#### Data in this exercise

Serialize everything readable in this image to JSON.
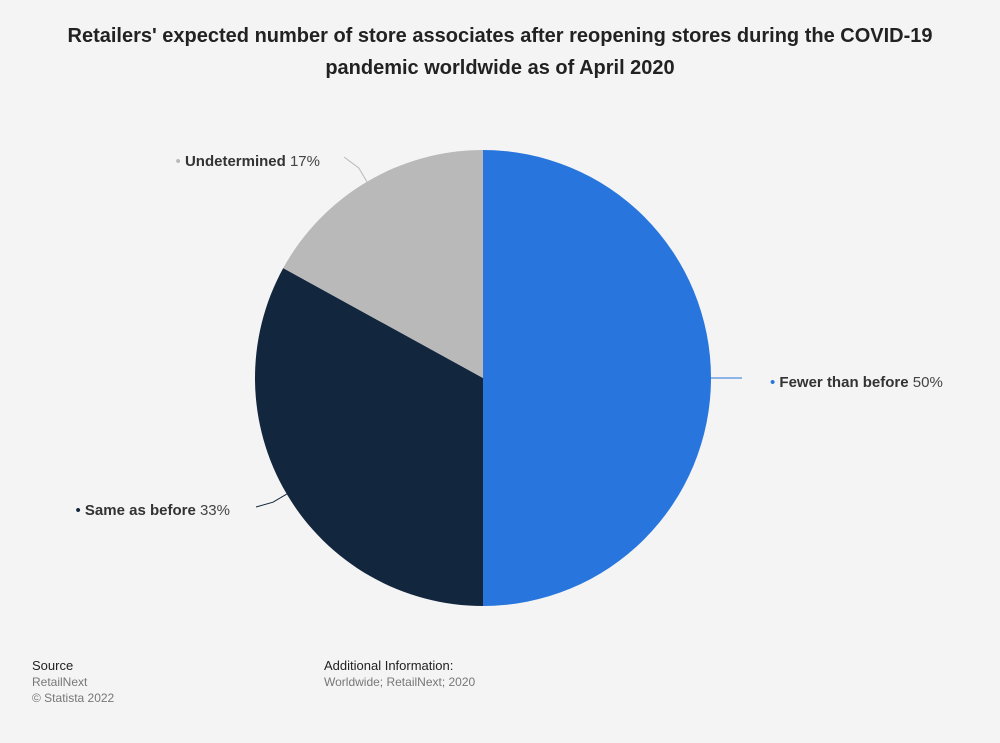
{
  "chart_data": {
    "type": "pie",
    "title": "Retailers' expected number of store associates after reopening stores during the COVID-19 pandemic worldwide as of April 2020",
    "categories": [
      "Fewer than before",
      "Same as before",
      "Undetermined"
    ],
    "values": [
      50,
      33,
      17
    ],
    "value_labels": [
      "50%",
      "33%",
      "17%"
    ],
    "unit": "%",
    "colors": [
      "#2876dd",
      "#12263d",
      "#b9b9b9"
    ]
  },
  "footer": {
    "source_heading": "Source",
    "source_name": "RetailNext",
    "copyright": "© Statista 2022",
    "additional_heading": "Additional Information:",
    "additional_text": "Worldwide; RetailNext; 2020"
  }
}
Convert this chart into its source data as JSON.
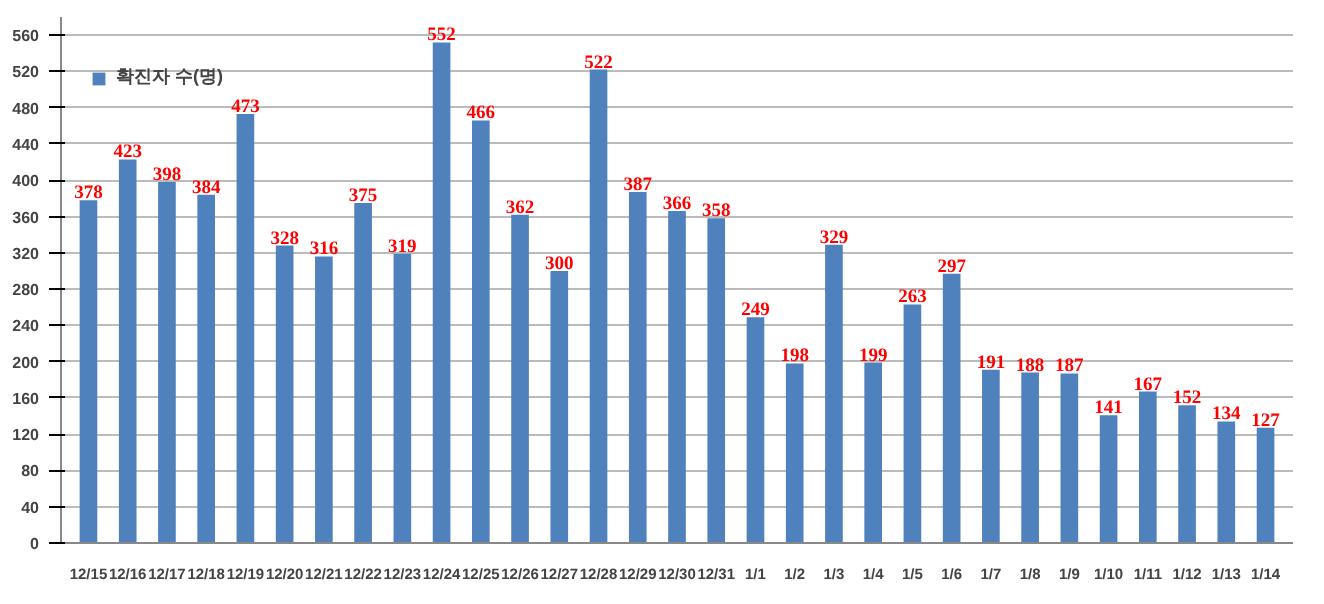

#### Given problem
Omit all pictures while transcribing the entries verbatim.

#### Worked solution
Serialize everything readable in this image to JSON.
{
  "chart_data": {
    "type": "pie",
    "title": "Retailers' expected number of store associates after reopening stores during the COVID-19 pandemic worldwide as of April 2020",
    "categories": [
      "Fewer than before",
      "Same as before",
      "Undetermined"
    ],
    "values": [
      50,
      33,
      17
    ],
    "value_labels": [
      "50%",
      "33%",
      "17%"
    ],
    "unit": "%",
    "colors": [
      "#2876dd",
      "#12263d",
      "#b9b9b9"
    ]
  },
  "footer": {
    "source_heading": "Source",
    "source_name": "RetailNext",
    "copyright": "© Statista 2022",
    "additional_heading": "Additional Information:",
    "additional_text": "Worldwide; RetailNext; 2020"
  }
}
Convert this chart into its source data as JSON.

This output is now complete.